**Description of the task**
Exactly reproduce the lines that follow.

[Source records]
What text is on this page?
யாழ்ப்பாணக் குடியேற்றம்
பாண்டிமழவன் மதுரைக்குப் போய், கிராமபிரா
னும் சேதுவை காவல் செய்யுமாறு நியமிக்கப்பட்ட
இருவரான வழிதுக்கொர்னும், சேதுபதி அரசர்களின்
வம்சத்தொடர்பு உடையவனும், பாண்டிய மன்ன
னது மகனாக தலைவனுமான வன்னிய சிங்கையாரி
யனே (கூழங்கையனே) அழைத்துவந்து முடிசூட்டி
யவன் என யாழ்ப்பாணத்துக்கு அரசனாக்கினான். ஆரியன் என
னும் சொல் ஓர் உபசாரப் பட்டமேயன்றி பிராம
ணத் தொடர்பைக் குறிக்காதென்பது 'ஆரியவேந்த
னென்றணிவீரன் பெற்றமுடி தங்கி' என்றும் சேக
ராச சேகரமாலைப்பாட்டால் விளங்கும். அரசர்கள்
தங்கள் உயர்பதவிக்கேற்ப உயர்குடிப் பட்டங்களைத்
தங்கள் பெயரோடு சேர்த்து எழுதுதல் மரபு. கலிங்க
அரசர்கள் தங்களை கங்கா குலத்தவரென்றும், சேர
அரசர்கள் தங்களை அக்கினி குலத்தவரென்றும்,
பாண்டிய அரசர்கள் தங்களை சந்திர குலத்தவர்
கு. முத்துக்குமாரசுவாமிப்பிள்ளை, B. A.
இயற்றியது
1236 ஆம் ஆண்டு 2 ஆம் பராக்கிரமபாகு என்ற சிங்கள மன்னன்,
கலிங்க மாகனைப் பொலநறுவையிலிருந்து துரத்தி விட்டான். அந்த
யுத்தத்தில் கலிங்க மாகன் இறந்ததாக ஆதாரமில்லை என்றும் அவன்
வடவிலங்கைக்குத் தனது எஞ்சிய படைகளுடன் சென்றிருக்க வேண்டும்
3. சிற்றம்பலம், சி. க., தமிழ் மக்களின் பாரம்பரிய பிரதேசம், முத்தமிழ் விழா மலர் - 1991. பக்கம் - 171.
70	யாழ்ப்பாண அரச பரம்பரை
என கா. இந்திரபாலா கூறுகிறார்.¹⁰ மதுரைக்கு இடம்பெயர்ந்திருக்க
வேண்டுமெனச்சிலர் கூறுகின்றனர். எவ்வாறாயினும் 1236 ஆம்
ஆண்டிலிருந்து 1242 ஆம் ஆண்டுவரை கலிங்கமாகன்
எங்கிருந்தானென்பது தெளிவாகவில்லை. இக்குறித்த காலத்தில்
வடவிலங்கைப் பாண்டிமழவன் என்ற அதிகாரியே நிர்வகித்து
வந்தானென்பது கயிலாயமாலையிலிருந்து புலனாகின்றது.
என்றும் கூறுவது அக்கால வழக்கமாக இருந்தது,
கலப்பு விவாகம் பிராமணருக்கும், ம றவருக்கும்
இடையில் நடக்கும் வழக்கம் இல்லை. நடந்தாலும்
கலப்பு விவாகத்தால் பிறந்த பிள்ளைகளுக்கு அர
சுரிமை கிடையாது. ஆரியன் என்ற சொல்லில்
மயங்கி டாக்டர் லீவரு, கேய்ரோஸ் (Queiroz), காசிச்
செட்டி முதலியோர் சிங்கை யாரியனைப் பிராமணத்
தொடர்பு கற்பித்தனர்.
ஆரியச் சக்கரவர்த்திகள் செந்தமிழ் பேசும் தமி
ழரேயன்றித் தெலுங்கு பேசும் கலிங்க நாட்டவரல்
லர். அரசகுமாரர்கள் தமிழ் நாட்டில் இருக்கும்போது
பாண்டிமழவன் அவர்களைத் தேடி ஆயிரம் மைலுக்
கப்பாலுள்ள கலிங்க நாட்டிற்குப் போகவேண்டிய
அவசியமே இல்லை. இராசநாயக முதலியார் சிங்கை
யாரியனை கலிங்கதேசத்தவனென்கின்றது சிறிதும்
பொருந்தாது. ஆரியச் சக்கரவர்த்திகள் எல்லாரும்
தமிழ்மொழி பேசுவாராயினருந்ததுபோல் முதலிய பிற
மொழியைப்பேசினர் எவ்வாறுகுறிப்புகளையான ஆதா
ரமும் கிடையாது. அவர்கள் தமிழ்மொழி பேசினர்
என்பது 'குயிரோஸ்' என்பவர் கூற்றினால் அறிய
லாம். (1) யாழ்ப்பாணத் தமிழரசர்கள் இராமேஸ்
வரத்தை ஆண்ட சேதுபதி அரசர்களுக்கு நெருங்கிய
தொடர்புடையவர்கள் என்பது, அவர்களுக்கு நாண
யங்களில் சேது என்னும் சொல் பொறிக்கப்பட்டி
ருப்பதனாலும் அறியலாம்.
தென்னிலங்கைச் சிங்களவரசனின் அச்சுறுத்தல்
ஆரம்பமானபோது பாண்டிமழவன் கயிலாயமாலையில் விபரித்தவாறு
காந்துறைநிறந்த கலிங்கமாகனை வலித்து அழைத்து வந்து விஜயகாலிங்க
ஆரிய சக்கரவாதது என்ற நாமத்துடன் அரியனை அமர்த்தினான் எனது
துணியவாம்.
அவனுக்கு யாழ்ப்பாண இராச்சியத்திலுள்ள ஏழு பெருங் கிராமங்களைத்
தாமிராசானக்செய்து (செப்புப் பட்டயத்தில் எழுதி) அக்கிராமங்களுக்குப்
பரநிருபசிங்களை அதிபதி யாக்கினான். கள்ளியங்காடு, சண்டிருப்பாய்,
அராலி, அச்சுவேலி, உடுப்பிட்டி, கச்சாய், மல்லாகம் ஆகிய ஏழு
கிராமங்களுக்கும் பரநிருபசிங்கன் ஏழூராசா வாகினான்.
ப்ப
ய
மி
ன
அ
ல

**Finished answer**
What text is on this page?
யாழ்ப்பாணக் குடியேற்றம்
பாண்டிமழவன் மதுரைக்குப் போய், கிராமபிரா
னும் சேதுவை காவல் செய்யுமாறு நியமிக்கப்பட்ட
இருவரான வழிதுக்கொர்னும், சேதுபதி அரசர்களின்
வம்சத்தொடர்பு உடையவனும், பாண்டிய மன்ன
னது மகனாக தலைவனுமான வன்னிய சிங்கையாரி
யனே (கூழங்கையனே) அழைத்துவந்து முடிசூட்டி
யவன் என யாழ்ப்பாணத்துக்கு அரசனாக்கினான். ஆரியன் என
னும் சொல் ஓர் உபசாரப் பட்டமேயன்றி பிராம
ணத் தொடர்பைக் குறிக்காதென்பது 'ஆரியவேந்த
னென்றணிவீரன் பெற்றமுடி தங்கி' என்றும் சேக
ராச சேகரமாலைப்பாட்டால் விளங்கும். அரசர்கள்
தங்கள் உயர்பதவிக்கேற்ப உயர்குடிப் பட்டங்களைத்
தங்கள் பெயரோடு சேர்த்து எழுதுதல் மரபு. கலிங்க
அரசர்கள் தங்களை கங்கா குலத்தவரென்றும், சேர
அரசர்கள் தங்களை அக்கினி குலத்தவரென்றும்,
பாண்டிய அரசர்கள் தங்களை சந்திர குலத்தவர்
கு. முத்துக்குமாரசுவாமிப்பிள்ளை, B. A.
இயற்றியது
1236 ஆம் ஆண்டு 2 ஆம் பராக்கிரமபாகு என்ற சிங்கள மன்னன்,
கலிங்க மாகனைப் பொலநறுவையிலிருந்து துரத்தி விட்டான். அந்த
யுத்தத்தில் கலிங்க மாகன் இறந்ததாக ஆதாரமில்லை என்றும் அவன்
வடவிலங்கைக்குத் தனது எஞ்சிய படைகளுடன் சென்றிருக்க வேண்டும்
3. சிற்றம்பலம், சி. க., தமிழ் மக்களின் பாரம்பரிய பிரதேசம், முத்தமிழ் விழா மலர் - 1991. பக்கம் - 171.
70	யாழ்ப்பாண அரச பரம்பரை
என கா. இந்திரபாலா கூறுகிறார்.¹⁰ மதுரைக்கு இடம்பெயர்ந்திருக்க
வேண்டுமெனச்சிலர் கூறுகின்றனர். எவ்வாறாயினும் 1236 ஆம்
ஆண்டிலிருந்து 1242 ஆம் ஆண்டுவரை கலிங்கமாகன்
எங்கிருந்தானென்பது தெளிவாகவில்லை. இக்குறித்த காலத்தில்
வடவிலங்கைப் பாண்டிமழவன் என்ற அதிகாரியே நிர்வகித்து
வந்தானென்பது கயிலாயமாலையிலிருந்து புலனாகின்றது.
என்றும் கூறுவது அக்கால வழக்கமாக இருந்தது,
கலப்பு விவாகம் பிராமணருக்கும், ம றவருக்கும்
இடையில் நடக்கும் வழக்கம் இல்லை. நடந்தாலும்
கலப்பு விவாகத்தால் பிறந்த பிள்ளைகளுக்கு அர
சுரிமை கிடையாது. ஆரியன் என்ற சொல்லில்
மயங்கி டாக்டர் லீவரு, கேய்ரோஸ் (Queiroz), காசிச்
செட்டி முதலியோர் சிங்கை யாரியனைப் பிராமணத்
தொடர்பு கற்பித்தனர்.
ஆரியச் சக்கரவர்த்திகள் செந்தமிழ் பேசும் தமி
ழரேயன்றித் தெலுங்கு பேசும் கலிங்க நாட்டவரல்
லர். அரசகுமாரர்கள் தமிழ் நாட்டில் இருக்கும்போது
பாண்டிமழவன் அவர்களைத் தேடி ஆயிரம் மைலுக்
கப்பாலுள்ள கலிங்க நாட்டிற்குப் போகவேண்டிய
அவசியமே இல்லை. இராசநாயக முதலியார் சிங்கை
யாரியனை கலிங்கதேசத்தவனென்கின்றது சிறிதும்
பொருந்தாது. ஆரியச் சக்கரவர்த்திகள் எல்லாரும்
தமிழ்மொழி பேசுவாராயினருந்ததுபோல் முதலிய பிற
மொழியைப்பேசினர் எவ்வாறுகுறிப்புகளையான ஆதா
ரமும் கிடையாது. அவர்கள் தமிழ்மொழி பேசினர்
என்பது 'குயிரோஸ்' என்பவர் கூற்றினால் அறிய
லாம். (1) யாழ்ப்பாணத் தமிழரசர்கள் இராமேஸ்
வரத்தை ஆண்ட சேதுபதி அரசர்களுக்கு நெருங்கிய
தொடர்புடையவர்கள் என்பது, அவர்களுக்கு நாண
யங்களில் சேது என்னும் சொல் பொறிக்கப்பட்டி
ருப்பதனாலும் அறியலாம்.
தென்னிலங்கைச் சிங்களவரசனின் அச்சுறுத்தல்
ஆரம்பமானபோது பாண்டிமழவன் கயிலாயமாலையில் விபரித்தவாறு
காந்துறைநிறந்த கலிங்கமாகனை வலித்து அழைத்து வந்து விஜயகாலிங்க
ஆரிய சக்கரவாதது என்ற நாமத்துடன் அரியனை அமர்த்தினான் எனது
துணியவாம்.
அவனுக்கு யாழ்ப்பாண இராச்சியத்திலுள்ள ஏழு பெருங் கிராமங்களைத்
தாமிராசானக்செய்து (செப்புப் பட்டயத்தில் எழுதி) அக்கிராமங்களுக்குப்
பரநிருபசிங்களை அதிபதி யாக்கினான். கள்ளியங்காடு, சண்டிருப்பாய்,
அராலி, அச்சுவேலி, உடுப்பிட்டி, கச்சாய், மல்லாகம் ஆகிய ஏழு
கிராமங்களுக்கும் பரநிருபசிங்கன் ஏழூராசா வாகினான்.
ப்ப
ய
மி
ன
அ
ல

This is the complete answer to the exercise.